Continue the account of the Tennessee Aquarium visit from its last sentence, keeping the same first-person voice.

▶ _Excerpt to read_
^^^^^^^^^^^^^^^^
At 10:00 am, we were at the Tennessee Aquarium to learn about aquatic life from the Appalachians down the creeks, streams and rivers to the Mississippi River Delta. What a fascinating place. AAA calls it a "Gem" in their TourBook, we agree.
The River Journey building had a special exhibit on sea horses, pipefish and sea dragons. I am so interested in those creatures and the exhibit did not disappoint. We saw different-colored seahorses, weedy sea dragons and leafy sea dragons--so unusual-looking. I can't wait to get home and post pictures.
Weedy seadragon. |
Potbelly seahorse. |
Leafy seadragon. |
From the special exhibit, we took a long escalator ride to the fourth floor where we started our river journey in the forest aviary. All kinds of birds flitted above us, not many at our level. We also saw two otters in their den--it was their bedtime as they're more active at night.
The tour through the building took us down ramps past three- and four-story aquariums showcasing fish from the local rivers, lakes, reservoirs and mangrove swamps. Off to the sides of the ramps, each floor had exhibits which chronicled the life cycles of alligators, crocodiles, frogs, salamanders, turtles, fish (from piranha to koi to giant catfish to trout to shiners to minnows to gars to beluga sturgeon to bass, etc.), snakes and more. Bob was most impressed with the international river displays. The diversity and variety was amazing! We meandered and wandered to wonder.
^^^^^^^^^^^^^^^^
▶ _Data listing_
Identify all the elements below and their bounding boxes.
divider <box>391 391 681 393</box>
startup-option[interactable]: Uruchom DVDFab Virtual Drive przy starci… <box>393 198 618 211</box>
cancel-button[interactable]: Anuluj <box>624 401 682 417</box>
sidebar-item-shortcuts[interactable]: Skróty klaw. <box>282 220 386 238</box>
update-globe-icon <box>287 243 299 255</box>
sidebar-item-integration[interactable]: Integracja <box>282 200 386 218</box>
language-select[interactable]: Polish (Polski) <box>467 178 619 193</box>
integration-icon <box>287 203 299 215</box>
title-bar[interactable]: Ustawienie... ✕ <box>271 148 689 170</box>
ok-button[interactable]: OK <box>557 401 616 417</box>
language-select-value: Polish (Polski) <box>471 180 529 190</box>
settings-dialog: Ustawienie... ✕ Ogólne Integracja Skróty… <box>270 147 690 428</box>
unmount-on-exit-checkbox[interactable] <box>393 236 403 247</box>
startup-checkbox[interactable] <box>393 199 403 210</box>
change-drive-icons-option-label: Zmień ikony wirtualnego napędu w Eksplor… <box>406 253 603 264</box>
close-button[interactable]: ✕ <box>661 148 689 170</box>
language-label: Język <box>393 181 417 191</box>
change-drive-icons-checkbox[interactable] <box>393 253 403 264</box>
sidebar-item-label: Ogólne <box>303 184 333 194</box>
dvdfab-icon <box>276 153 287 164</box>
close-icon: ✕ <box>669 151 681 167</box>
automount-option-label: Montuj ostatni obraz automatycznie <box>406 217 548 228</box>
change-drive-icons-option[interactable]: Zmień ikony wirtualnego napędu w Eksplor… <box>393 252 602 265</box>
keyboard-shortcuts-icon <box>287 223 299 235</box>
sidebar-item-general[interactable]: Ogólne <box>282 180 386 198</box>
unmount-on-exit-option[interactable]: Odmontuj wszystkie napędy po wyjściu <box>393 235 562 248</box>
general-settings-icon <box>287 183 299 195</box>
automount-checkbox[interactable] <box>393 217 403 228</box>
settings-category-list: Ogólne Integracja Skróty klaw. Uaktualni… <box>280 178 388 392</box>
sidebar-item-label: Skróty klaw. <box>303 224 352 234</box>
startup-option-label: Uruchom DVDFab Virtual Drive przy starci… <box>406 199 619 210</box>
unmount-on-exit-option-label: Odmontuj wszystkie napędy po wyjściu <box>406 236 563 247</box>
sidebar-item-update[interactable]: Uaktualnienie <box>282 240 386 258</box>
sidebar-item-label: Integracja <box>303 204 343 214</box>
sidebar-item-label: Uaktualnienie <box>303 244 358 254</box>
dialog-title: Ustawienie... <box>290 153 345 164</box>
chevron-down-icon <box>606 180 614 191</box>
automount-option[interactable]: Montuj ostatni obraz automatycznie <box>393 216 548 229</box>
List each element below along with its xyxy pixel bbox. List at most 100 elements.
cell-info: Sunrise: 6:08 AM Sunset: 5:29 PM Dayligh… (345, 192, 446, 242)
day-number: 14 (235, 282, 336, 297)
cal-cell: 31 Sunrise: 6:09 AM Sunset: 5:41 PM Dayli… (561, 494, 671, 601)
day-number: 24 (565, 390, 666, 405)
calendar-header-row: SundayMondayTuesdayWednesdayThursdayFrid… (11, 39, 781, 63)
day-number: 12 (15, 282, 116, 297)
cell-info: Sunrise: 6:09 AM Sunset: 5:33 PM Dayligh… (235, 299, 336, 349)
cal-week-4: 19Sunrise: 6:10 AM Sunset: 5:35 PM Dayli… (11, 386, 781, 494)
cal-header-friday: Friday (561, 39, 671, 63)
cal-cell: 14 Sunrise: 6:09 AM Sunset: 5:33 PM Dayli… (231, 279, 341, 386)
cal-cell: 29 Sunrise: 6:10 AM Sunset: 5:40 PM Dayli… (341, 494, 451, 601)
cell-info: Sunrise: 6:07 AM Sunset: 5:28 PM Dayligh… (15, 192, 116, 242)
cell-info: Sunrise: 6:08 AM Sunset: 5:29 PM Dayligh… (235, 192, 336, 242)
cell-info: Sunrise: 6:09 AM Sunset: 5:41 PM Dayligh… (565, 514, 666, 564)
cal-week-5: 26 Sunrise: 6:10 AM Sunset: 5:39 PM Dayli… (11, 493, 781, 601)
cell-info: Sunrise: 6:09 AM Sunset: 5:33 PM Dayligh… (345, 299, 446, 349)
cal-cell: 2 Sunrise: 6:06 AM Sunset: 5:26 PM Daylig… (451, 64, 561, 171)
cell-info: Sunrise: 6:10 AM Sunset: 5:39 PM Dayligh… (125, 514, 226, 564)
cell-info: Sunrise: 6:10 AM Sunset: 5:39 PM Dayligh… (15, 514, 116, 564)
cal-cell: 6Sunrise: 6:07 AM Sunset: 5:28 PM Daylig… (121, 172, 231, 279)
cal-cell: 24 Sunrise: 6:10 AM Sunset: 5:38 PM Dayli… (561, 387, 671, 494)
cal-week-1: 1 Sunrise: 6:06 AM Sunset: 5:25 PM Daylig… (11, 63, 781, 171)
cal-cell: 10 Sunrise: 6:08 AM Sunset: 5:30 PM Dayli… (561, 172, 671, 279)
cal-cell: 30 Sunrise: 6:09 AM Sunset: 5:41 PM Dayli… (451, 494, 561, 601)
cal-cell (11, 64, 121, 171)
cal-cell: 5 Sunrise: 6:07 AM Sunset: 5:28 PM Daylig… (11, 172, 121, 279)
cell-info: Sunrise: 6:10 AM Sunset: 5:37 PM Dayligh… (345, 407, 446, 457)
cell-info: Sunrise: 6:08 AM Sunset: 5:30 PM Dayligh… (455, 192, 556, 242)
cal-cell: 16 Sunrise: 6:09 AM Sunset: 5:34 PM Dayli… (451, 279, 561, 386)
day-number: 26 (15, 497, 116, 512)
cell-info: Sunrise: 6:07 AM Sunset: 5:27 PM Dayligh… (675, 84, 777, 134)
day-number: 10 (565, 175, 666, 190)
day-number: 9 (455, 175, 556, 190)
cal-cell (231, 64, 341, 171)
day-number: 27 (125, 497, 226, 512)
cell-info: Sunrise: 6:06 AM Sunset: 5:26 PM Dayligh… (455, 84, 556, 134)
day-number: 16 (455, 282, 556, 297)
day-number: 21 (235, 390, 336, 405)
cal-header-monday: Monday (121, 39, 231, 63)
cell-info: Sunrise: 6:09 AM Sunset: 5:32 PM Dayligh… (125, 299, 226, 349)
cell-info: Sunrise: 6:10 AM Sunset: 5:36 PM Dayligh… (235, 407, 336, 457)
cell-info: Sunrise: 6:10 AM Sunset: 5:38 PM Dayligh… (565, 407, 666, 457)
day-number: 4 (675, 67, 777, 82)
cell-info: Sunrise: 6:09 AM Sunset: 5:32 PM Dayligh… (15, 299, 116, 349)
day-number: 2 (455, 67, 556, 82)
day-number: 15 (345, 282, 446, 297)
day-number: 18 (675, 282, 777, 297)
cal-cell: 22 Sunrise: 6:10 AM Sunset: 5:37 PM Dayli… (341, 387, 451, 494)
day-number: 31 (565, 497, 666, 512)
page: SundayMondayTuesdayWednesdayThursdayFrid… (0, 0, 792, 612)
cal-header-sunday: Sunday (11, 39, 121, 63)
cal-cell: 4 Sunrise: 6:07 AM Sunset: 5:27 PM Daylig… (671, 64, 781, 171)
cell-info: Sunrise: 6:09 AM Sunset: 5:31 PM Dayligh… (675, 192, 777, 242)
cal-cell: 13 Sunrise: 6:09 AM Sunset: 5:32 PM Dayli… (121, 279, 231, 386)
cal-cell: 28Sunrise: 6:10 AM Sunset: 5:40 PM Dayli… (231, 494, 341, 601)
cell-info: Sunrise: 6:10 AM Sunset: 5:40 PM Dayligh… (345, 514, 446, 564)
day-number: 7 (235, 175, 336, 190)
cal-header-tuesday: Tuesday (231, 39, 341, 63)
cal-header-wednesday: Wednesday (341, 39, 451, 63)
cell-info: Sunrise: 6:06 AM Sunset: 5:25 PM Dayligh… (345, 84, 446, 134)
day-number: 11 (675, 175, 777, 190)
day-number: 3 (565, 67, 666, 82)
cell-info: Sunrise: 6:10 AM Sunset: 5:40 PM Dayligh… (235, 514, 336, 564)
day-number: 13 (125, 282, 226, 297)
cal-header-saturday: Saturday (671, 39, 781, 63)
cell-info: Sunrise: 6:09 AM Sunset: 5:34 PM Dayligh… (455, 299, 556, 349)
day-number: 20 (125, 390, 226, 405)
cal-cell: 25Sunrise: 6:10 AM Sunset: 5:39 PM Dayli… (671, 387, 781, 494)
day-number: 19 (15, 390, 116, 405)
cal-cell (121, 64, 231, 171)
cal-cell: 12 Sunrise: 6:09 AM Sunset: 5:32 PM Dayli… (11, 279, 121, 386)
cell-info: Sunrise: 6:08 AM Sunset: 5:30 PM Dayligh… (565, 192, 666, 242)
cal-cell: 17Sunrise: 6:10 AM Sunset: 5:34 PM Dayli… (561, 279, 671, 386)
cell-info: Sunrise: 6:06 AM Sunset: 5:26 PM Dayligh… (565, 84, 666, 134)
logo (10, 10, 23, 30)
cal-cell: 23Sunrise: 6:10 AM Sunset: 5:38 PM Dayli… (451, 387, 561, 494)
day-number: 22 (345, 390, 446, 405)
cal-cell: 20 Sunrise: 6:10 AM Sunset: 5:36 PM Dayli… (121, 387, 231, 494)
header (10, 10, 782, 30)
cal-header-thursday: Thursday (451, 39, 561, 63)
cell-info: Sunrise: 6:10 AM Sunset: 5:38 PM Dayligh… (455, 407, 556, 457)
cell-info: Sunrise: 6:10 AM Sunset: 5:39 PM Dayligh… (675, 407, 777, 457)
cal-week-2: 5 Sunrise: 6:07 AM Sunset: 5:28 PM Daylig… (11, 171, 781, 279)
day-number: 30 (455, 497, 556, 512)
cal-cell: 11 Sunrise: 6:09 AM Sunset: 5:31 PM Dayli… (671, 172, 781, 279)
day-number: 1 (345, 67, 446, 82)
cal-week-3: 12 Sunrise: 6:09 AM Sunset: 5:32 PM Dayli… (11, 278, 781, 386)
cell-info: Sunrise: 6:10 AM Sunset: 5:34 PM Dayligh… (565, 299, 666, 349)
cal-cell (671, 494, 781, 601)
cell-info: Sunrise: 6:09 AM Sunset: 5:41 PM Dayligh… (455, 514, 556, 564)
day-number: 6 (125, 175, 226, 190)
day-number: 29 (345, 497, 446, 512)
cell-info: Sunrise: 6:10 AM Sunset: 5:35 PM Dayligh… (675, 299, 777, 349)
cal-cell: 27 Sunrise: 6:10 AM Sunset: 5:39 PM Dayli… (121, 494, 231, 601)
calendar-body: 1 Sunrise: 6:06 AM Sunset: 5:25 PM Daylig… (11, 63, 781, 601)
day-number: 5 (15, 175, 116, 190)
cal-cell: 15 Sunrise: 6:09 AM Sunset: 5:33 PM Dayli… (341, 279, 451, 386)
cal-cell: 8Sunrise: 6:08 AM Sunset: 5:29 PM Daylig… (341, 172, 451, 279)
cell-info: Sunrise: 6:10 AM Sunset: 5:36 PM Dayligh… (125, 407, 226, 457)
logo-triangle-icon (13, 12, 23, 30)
^^^^^^^^^^^^^^^^
▶ _Answer area_
Follow the Tennessee River fauna from the mountains to the ocean.
Ducks and turtles. |
After we finished the River Journey in two hours, we walked next door to the Ocean Journey building. Our first "room" in this building was the tropics. Our journey started with the sting rays...the first two were unique--one black with white polka dots and the other was a copper/brown pattern--from tropical rivers in South America, Asia and Africa. In the center of the tropics display area was a touch tank where we could "pet" a sting ray.
Bob at the touch tank. |
The Ocean Journey building had a special display on jellyfish. Even though we had seen a display on jellyfish years ago at the Monterey Bay Aquarium, we spent some time checking out this exhibit. Jellyfish are so weird, but almost hypnotic to watch as they pulse in the water. Large aquariums housed sharks, rays, penguins, lookdowns, sea turtles and giant Japanese spider crabs. To tour this building took an hour.
Giant Japanese spider crabs. |
Bob appearing ghostly in the jellyfish tank. |
Good bakery in Hunter Arts District. |
But wait, there's more; although this next attraction takes us into northern Georgia. For the rest of the day, we explored Civil War history at Chickamauga-Chattanooga National Military Park.
Cravens House. |
View from Lookout Mountain--Point Park. |
Chickamauga and Chattanoga National Military Park, Lookout Mountain. |
Starting at Cravens House and Point Park atop Lookout Mountain, Tennessee, we ended up at the Chickamauga Battlefield in Georgia.
At the Chickamauga Battlefield Visitor Center, we read history, watched a 25-minute movie, then drove a 7-mile cell phone audio tour around the battlefield. At each of eight battlefield sites, we called a phone number, then entered the number for each part of the tour we were on. Bob turned on his cell phone speaker and we had an audio tour the new high-tech way. Civil War history comes alive when you're on the battlefield and can see the forests and fields where the fighting and strategies took place.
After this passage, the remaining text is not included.